-- Begin --

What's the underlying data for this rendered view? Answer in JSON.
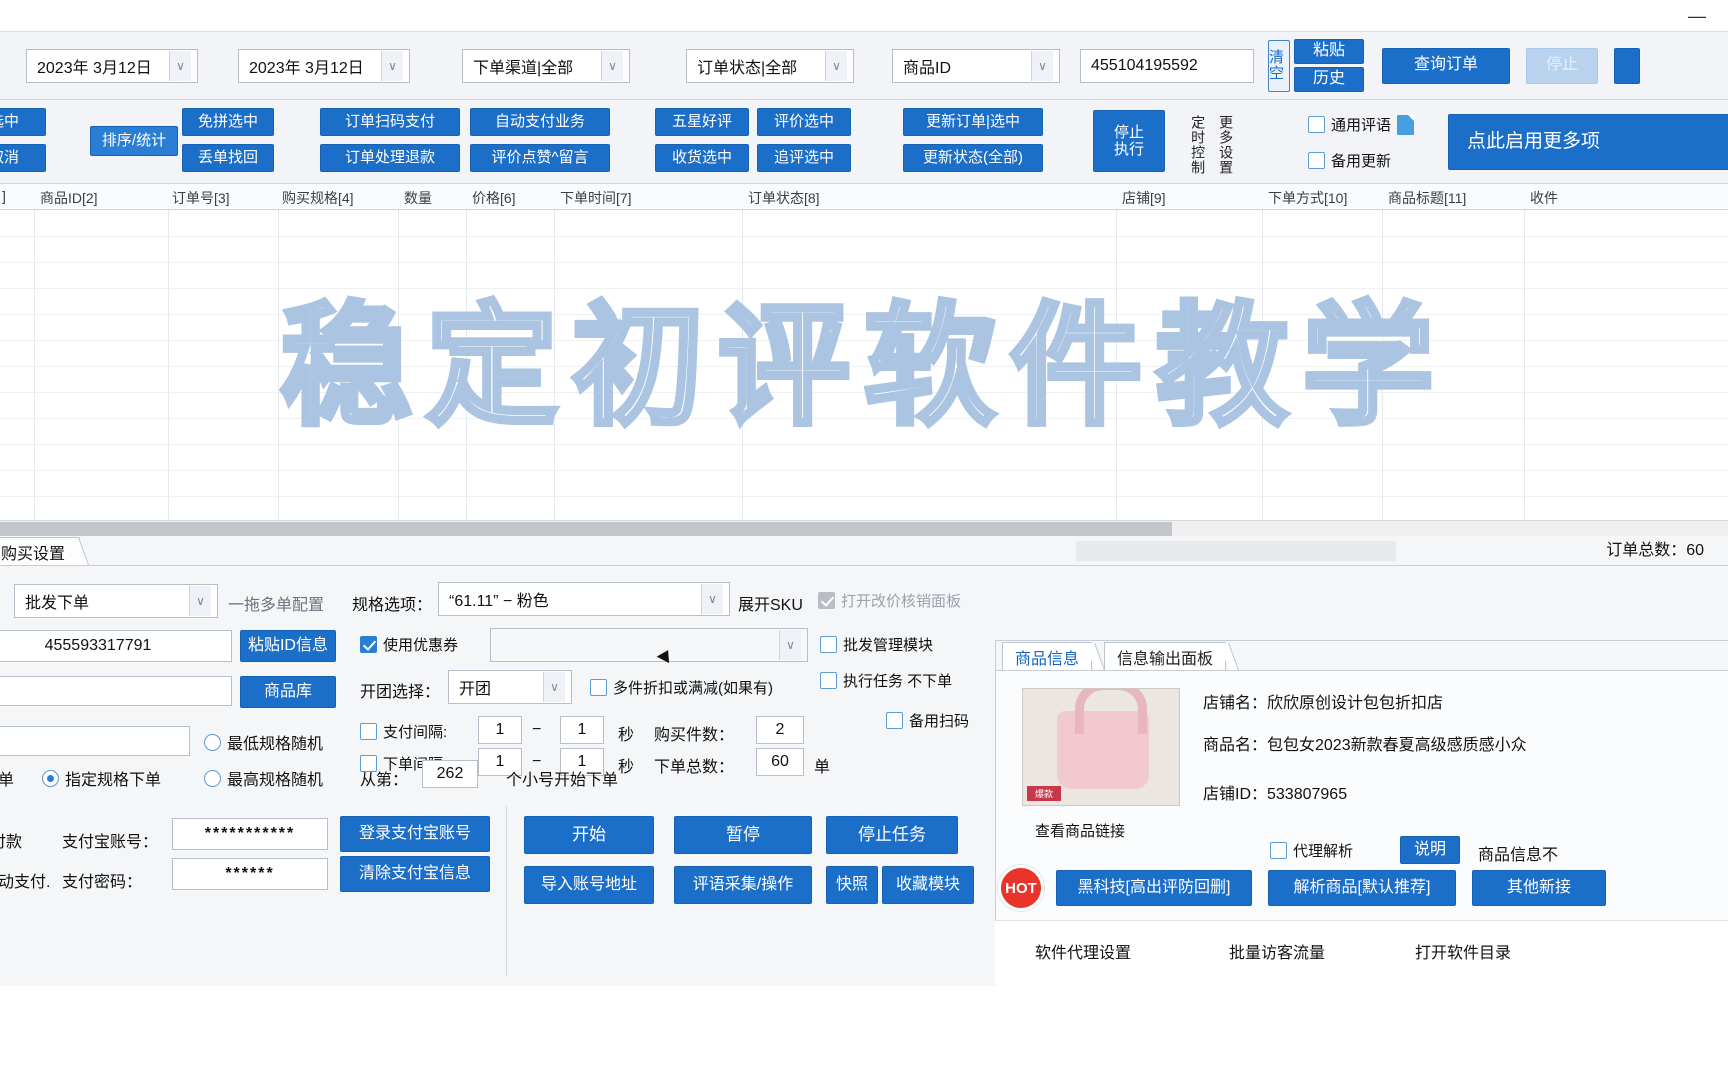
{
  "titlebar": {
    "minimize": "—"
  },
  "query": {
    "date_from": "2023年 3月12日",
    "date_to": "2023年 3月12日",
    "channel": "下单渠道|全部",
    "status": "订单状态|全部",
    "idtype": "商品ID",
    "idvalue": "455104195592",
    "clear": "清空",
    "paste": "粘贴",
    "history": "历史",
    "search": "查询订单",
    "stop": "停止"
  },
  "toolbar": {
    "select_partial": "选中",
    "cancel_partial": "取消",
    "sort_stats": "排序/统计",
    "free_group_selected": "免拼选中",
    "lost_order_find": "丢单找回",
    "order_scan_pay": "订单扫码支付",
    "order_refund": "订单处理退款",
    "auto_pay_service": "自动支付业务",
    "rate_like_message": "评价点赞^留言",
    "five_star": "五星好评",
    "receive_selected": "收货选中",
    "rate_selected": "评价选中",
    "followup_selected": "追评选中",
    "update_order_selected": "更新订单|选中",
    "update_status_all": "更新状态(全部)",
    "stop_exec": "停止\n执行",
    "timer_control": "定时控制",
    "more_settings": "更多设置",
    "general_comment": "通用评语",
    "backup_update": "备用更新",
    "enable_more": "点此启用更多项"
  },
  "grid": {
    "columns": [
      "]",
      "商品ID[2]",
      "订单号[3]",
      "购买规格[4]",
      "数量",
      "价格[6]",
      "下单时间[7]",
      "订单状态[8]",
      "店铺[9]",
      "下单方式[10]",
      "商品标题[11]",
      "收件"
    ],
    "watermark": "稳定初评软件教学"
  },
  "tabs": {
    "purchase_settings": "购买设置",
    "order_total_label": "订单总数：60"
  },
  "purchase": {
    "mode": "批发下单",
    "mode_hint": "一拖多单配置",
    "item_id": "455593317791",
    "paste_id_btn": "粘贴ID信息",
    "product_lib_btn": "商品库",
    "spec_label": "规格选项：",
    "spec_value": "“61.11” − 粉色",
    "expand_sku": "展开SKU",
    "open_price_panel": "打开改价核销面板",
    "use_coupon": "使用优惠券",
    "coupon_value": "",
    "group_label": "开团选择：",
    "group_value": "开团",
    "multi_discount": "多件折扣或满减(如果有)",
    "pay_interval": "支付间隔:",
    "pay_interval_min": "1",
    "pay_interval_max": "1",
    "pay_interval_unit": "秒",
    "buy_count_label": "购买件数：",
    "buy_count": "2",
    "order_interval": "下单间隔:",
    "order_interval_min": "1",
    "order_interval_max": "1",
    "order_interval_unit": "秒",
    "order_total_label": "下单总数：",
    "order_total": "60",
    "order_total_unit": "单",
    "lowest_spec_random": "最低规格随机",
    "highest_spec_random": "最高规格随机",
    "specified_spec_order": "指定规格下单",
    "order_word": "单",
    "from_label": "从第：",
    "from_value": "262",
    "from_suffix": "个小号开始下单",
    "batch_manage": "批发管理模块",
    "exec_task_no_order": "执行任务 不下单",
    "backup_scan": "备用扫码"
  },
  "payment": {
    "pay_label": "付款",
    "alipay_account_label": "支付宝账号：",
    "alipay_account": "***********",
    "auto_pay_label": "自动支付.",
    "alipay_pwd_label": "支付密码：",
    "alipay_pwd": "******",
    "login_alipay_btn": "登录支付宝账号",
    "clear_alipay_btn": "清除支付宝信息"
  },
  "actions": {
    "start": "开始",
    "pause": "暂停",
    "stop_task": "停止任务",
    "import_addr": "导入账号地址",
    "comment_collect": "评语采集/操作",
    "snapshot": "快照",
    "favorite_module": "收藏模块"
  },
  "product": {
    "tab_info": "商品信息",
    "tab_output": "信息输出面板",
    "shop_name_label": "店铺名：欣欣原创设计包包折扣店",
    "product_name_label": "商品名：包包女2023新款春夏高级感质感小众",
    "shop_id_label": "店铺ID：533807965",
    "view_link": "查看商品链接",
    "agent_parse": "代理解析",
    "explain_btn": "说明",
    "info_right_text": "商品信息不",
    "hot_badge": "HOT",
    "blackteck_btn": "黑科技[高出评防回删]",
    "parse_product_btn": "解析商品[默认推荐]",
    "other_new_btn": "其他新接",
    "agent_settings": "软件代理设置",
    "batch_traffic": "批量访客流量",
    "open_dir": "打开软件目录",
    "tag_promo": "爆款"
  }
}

-- End --

## INSTRUCTIONS TO FOLLOW:
Reproduce the entries above word for word. Pictures stay out.

## CORRECT ANSWER:
What's the underlying data for this rendered view? Answer in JSON.
{
  "titlebar": {
    "minimize": "—"
  },
  "query": {
    "date_from": "2023年 3月12日",
    "date_to": "2023年 3月12日",
    "channel": "下单渠道|全部",
    "status": "订单状态|全部",
    "idtype": "商品ID",
    "idvalue": "455104195592",
    "clear": "清空",
    "paste": "粘贴",
    "history": "历史",
    "search": "查询订单",
    "stop": "停止"
  },
  "toolbar": {
    "select_partial": "选中",
    "cancel_partial": "取消",
    "sort_stats": "排序/统计",
    "free_group_selected": "免拼选中",
    "lost_order_find": "丢单找回",
    "order_scan_pay": "订单扫码支付",
    "order_refund": "订单处理退款",
    "auto_pay_service": "自动支付业务",
    "rate_like_message": "评价点赞^留言",
    "five_star": "五星好评",
    "receive_selected": "收货选中",
    "rate_selected": "评价选中",
    "followup_selected": "追评选中",
    "update_order_selected": "更新订单|选中",
    "update_status_all": "更新状态(全部)",
    "stop_exec": "停止\n执行",
    "timer_control": "定时控制",
    "more_settings": "更多设置",
    "general_comment": "通用评语",
    "backup_update": "备用更新",
    "enable_more": "点此启用更多项"
  },
  "grid": {
    "columns": [
      "]",
      "商品ID[2]",
      "订单号[3]",
      "购买规格[4]",
      "数量",
      "价格[6]",
      "下单时间[7]",
      "订单状态[8]",
      "店铺[9]",
      "下单方式[10]",
      "商品标题[11]",
      "收件"
    ],
    "watermark": "稳定初评软件教学"
  },
  "tabs": {
    "purchase_settings": "购买设置",
    "order_total_label": "订单总数：60"
  },
  "purchase": {
    "mode": "批发下单",
    "mode_hint": "一拖多单配置",
    "item_id": "455593317791",
    "paste_id_btn": "粘贴ID信息",
    "product_lib_btn": "商品库",
    "spec_label": "规格选项：",
    "spec_value": "“61.11” − 粉色",
    "expand_sku": "展开SKU",
    "open_price_panel": "打开改价核销面板",
    "use_coupon": "使用优惠券",
    "coupon_value": "",
    "group_label": "开团选择：",
    "group_value": "开团",
    "multi_discount": "多件折扣或满减(如果有)",
    "pay_interval": "支付间隔:",
    "pay_interval_min": "1",
    "pay_interval_max": "1",
    "pay_interval_unit": "秒",
    "buy_count_label": "购买件数：",
    "buy_count": "2",
    "order_interval": "下单间隔:",
    "order_interval_min": "1",
    "order_interval_max": "1",
    "order_interval_unit": "秒",
    "order_total_label": "下单总数：",
    "order_total": "60",
    "order_total_unit": "单",
    "lowest_spec_random": "最低规格随机",
    "highest_spec_random": "最高规格随机",
    "specified_spec_order": "指定规格下单",
    "order_word": "单",
    "from_label": "从第：",
    "from_value": "262",
    "from_suffix": "个小号开始下单",
    "batch_manage": "批发管理模块",
    "exec_task_no_order": "执行任务 不下单",
    "backup_scan": "备用扫码"
  },
  "payment": {
    "pay_label": "付款",
    "alipay_account_label": "支付宝账号：",
    "alipay_account": "***********",
    "auto_pay_label": "自动支付.",
    "alipay_pwd_label": "支付密码：",
    "alipay_pwd": "******",
    "login_alipay_btn": "登录支付宝账号",
    "clear_alipay_btn": "清除支付宝信息"
  },
  "actions": {
    "start": "开始",
    "pause": "暂停",
    "stop_task": "停止任务",
    "import_addr": "导入账号地址",
    "comment_collect": "评语采集/操作",
    "snapshot": "快照",
    "favorite_module": "收藏模块"
  },
  "product": {
    "tab_info": "商品信息",
    "tab_output": "信息输出面板",
    "shop_name_label": "店铺名：欣欣原创设计包包折扣店",
    "product_name_label": "商品名：包包女2023新款春夏高级感质感小众",
    "shop_id_label": "店铺ID：533807965",
    "view_link": "查看商品链接",
    "agent_parse": "代理解析",
    "explain_btn": "说明",
    "info_right_text": "商品信息不",
    "hot_badge": "HOT",
    "blackteck_btn": "黑科技[高出评防回删]",
    "parse_product_btn": "解析商品[默认推荐]",
    "other_new_btn": "其他新接",
    "agent_settings": "软件代理设置",
    "batch_traffic": "批量访客流量",
    "open_dir": "打开软件目录",
    "tag_promo": "爆款"
  }
}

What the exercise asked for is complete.